Record excerpts:
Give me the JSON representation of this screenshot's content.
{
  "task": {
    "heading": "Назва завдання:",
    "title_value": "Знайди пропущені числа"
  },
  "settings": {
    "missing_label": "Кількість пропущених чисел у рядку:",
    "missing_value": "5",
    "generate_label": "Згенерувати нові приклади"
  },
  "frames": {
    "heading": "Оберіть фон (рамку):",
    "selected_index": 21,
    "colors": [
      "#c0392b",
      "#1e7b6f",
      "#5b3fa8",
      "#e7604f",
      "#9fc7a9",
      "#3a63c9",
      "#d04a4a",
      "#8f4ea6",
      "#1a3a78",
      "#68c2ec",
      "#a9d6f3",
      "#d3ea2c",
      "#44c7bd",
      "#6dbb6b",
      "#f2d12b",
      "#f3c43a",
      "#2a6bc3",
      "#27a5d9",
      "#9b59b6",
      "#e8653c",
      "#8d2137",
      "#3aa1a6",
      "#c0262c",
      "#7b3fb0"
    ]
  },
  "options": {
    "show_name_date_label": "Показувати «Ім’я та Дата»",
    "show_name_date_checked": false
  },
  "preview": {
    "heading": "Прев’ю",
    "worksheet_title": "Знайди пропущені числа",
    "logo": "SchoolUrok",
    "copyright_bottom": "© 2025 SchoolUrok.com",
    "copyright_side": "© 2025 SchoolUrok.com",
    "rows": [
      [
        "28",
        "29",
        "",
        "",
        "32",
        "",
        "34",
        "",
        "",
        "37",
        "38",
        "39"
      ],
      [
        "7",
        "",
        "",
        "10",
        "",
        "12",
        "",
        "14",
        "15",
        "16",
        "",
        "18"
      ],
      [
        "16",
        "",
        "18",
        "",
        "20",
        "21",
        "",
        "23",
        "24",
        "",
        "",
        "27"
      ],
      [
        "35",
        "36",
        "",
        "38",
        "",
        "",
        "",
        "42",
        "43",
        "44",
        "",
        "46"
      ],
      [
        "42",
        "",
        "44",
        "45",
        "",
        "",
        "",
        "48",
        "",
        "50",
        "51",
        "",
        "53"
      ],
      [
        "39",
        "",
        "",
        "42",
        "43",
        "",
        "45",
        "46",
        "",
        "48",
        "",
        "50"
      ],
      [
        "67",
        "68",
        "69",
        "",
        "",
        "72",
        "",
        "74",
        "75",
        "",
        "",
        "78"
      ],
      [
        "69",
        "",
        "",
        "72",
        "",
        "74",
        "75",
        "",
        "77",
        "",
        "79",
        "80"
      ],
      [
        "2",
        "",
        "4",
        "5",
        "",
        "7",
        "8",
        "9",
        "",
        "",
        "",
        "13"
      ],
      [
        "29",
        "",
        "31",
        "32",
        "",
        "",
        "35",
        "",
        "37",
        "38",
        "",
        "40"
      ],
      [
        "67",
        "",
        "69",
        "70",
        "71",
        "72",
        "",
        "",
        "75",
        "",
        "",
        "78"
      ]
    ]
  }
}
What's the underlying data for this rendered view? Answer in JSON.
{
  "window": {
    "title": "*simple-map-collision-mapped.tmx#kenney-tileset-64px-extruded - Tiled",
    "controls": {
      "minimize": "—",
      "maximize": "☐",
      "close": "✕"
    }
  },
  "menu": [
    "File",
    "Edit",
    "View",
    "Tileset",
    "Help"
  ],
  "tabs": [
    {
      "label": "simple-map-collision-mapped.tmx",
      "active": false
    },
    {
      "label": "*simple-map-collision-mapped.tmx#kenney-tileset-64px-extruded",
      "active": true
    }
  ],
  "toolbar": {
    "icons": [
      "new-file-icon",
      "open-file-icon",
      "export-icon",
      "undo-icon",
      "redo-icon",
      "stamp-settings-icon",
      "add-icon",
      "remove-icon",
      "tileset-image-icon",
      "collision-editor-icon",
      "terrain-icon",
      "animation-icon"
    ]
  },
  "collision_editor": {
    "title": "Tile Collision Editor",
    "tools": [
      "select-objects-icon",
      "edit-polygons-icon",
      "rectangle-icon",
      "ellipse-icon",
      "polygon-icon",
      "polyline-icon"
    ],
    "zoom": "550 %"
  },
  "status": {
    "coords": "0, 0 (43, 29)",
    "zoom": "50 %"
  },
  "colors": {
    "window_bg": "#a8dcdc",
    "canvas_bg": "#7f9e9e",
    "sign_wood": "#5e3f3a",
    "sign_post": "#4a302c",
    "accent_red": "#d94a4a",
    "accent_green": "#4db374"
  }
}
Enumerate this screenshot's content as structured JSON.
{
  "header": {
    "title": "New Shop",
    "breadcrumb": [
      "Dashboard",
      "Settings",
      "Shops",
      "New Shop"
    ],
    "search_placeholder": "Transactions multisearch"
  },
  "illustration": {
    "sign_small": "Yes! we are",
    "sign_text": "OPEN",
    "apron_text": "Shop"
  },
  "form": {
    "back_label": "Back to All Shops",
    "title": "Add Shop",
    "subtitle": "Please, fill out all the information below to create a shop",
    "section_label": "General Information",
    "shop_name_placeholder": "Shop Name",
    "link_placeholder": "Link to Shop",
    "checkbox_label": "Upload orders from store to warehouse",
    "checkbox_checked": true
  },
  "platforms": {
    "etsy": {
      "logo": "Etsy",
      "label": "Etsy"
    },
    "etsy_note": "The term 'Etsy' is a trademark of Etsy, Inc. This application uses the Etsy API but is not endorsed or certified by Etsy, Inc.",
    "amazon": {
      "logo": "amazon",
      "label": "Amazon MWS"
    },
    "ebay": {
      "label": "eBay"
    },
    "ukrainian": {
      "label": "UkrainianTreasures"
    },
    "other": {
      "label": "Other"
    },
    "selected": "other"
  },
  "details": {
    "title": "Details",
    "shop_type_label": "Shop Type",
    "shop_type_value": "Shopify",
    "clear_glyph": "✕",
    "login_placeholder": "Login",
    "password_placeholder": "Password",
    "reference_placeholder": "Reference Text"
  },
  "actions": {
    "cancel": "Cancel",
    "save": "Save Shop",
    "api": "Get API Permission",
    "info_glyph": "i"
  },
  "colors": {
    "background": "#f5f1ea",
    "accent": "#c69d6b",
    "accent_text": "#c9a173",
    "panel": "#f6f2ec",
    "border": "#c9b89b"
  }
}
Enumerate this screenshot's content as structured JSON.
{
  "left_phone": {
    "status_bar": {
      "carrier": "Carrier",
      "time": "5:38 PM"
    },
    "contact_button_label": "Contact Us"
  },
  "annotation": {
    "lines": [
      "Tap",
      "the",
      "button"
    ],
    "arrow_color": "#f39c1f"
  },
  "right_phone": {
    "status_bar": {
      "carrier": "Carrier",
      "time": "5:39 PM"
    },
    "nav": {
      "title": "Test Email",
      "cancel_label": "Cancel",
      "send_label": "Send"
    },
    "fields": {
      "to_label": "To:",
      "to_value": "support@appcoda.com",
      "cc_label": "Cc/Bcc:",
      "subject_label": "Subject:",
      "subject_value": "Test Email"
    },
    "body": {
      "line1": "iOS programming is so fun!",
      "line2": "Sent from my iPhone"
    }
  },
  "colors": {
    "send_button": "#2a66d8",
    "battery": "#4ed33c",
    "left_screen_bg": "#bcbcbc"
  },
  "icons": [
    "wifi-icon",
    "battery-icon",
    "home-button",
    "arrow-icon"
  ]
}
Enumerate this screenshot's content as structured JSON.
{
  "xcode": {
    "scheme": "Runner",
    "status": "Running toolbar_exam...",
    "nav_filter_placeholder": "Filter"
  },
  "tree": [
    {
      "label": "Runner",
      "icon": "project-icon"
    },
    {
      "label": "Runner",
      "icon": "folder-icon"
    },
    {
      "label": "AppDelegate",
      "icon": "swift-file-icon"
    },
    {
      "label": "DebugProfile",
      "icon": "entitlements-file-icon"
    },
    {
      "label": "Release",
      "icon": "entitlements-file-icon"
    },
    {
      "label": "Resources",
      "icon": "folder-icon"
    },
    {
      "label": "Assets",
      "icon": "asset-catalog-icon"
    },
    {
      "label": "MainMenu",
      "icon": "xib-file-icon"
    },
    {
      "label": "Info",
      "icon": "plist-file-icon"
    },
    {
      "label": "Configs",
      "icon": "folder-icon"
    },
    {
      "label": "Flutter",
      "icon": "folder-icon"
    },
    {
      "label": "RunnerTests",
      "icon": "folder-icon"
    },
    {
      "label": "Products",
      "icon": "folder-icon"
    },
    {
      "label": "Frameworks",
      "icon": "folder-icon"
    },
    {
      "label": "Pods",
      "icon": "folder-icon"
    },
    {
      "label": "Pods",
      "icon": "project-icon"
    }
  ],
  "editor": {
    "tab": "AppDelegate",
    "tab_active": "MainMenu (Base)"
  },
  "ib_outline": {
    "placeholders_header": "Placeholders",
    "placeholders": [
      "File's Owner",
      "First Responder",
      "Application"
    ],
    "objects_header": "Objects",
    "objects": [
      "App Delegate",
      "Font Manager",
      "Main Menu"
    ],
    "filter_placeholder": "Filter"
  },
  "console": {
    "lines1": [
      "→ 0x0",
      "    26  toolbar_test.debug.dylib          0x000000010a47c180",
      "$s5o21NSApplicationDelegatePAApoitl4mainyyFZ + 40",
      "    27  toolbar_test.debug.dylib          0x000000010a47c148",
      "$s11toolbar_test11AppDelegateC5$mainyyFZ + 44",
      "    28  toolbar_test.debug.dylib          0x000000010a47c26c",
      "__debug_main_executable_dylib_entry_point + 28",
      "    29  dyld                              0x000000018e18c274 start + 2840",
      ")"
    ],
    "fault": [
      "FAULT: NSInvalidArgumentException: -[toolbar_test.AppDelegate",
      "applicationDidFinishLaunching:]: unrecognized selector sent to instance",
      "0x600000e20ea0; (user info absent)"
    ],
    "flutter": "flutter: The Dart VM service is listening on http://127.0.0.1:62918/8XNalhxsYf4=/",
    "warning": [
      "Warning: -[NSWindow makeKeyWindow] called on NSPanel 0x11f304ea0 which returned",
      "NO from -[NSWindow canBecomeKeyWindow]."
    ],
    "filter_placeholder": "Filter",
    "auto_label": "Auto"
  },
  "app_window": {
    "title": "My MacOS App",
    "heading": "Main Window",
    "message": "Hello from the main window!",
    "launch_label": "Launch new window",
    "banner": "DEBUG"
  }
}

Goal of the exercise:
Looking at the records above, tally the lines holding "NSWindow" and reply with that number only.

Problem solution:
2